# [AIM OF THE EXERCISE]
Select every line containing the word "that" from the material, and copy those lines.

(Saved entries)
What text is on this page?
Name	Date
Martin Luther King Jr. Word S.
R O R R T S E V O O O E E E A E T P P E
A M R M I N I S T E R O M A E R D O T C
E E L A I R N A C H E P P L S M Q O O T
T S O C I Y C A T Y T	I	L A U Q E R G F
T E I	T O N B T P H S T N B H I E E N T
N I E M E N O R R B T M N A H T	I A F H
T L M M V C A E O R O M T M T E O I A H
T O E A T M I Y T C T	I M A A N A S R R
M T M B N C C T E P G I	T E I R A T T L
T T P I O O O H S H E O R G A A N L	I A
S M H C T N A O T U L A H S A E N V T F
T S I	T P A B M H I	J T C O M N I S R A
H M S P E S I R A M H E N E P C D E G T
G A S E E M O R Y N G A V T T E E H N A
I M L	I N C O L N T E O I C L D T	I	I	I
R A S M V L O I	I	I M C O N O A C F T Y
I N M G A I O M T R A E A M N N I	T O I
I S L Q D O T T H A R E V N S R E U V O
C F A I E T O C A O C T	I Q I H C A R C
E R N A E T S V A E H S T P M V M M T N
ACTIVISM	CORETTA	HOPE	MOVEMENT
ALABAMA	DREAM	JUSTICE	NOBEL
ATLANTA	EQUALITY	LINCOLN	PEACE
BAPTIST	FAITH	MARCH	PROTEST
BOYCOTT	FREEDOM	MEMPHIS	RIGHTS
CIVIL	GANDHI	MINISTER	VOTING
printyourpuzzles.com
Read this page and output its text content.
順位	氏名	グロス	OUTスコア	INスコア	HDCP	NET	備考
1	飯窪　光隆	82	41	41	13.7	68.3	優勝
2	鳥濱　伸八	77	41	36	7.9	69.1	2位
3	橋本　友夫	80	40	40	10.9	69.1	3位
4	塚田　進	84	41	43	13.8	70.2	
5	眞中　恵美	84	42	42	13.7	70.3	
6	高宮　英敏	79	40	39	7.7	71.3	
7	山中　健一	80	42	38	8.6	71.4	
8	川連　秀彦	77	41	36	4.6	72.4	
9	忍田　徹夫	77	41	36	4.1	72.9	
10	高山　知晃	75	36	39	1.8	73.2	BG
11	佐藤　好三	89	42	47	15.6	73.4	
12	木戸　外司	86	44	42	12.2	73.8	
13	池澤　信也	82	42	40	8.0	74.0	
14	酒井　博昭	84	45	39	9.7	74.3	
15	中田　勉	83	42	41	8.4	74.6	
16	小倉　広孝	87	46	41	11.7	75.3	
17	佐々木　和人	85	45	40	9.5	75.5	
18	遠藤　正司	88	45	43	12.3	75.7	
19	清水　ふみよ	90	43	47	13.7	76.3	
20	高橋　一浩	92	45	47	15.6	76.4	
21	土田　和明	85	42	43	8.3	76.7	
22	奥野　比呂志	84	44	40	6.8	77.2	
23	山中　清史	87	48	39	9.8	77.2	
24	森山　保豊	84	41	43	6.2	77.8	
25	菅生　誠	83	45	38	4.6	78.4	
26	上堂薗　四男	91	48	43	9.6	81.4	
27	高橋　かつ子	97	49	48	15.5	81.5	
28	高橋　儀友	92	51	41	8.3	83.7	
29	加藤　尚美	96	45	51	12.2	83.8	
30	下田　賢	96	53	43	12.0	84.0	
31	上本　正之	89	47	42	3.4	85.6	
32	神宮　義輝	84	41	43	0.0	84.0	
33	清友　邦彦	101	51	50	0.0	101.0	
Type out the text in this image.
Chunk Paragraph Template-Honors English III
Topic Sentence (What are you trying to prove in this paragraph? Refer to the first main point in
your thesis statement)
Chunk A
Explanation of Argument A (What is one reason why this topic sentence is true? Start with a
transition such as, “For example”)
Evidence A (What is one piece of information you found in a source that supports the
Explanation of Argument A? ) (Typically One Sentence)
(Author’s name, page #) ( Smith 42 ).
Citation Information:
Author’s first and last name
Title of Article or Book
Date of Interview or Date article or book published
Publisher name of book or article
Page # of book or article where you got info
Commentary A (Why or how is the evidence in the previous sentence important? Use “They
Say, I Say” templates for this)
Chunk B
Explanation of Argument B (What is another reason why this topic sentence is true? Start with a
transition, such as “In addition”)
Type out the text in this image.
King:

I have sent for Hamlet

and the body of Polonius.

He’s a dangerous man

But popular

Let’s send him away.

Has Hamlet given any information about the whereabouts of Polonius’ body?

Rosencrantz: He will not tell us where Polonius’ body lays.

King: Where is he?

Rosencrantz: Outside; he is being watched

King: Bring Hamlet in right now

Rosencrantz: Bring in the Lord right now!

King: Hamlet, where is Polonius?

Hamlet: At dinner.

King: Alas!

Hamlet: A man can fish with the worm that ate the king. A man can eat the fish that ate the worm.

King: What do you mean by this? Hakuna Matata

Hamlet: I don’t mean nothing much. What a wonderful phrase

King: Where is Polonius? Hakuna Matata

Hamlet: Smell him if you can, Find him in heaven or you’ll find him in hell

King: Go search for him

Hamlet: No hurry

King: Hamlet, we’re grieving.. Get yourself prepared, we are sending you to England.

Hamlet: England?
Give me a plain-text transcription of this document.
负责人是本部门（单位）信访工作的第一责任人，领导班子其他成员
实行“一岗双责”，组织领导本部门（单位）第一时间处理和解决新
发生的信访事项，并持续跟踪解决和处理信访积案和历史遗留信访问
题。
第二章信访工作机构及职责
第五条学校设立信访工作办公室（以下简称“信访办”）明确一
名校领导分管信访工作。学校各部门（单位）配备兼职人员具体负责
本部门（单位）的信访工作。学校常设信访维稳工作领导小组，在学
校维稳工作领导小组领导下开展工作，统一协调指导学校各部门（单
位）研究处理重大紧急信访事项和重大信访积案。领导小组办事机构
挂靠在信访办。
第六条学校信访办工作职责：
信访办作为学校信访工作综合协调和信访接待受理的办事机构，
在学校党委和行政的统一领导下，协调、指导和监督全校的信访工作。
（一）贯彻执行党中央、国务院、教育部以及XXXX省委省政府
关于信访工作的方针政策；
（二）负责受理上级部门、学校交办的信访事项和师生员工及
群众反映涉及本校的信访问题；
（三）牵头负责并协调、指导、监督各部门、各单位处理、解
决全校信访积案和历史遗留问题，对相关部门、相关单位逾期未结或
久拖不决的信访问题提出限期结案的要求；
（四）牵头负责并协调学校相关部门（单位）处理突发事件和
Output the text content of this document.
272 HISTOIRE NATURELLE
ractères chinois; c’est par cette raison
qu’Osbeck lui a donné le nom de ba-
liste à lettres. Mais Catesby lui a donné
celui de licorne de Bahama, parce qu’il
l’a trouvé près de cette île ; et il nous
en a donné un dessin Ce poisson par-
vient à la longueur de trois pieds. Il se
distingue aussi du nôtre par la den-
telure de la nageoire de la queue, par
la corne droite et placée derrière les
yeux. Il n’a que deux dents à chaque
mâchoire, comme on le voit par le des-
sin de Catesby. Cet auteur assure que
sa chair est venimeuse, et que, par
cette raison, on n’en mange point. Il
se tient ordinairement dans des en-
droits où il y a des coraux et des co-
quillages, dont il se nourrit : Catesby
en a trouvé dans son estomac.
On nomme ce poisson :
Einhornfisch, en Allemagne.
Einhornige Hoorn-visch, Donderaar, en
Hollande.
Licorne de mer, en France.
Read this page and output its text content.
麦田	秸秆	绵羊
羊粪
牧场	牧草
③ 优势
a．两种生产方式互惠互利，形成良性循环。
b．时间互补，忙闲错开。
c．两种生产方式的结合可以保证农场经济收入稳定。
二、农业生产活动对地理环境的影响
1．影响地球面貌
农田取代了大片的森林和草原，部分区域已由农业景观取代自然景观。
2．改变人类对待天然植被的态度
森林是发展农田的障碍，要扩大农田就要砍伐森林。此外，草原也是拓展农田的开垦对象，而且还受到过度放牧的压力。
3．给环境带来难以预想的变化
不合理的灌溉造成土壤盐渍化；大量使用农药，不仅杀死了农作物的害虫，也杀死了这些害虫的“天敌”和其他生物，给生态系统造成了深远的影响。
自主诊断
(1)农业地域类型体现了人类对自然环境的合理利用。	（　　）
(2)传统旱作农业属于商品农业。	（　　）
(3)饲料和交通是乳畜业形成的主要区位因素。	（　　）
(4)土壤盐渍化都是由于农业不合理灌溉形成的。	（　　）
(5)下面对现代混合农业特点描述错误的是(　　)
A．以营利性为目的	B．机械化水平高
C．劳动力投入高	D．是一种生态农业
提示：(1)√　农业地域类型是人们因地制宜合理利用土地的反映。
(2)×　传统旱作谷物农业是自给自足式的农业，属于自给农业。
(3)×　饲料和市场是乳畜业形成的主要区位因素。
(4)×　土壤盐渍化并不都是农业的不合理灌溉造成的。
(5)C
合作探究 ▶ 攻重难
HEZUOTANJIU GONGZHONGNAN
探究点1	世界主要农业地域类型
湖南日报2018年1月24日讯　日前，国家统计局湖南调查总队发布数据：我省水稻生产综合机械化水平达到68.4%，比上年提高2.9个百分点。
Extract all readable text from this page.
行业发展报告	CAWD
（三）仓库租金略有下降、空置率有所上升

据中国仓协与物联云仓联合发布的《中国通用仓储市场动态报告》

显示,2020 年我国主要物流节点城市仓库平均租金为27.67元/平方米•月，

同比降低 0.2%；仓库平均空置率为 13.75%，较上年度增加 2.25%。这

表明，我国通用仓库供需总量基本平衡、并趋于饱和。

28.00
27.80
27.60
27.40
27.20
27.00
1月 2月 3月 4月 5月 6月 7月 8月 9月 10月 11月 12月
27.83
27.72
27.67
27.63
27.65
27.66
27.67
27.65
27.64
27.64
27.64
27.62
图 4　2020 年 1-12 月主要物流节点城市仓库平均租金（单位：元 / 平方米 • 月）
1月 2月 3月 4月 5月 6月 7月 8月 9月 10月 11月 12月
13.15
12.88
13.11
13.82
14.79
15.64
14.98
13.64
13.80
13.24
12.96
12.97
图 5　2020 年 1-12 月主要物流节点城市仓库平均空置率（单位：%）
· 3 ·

# [RESULT OF THE TASK]
Evidence A (What is one piece of information you found in a source that supports the
Hamlet: A man can fish with the worm that ate the king. A man can eat the fish that ate the worm.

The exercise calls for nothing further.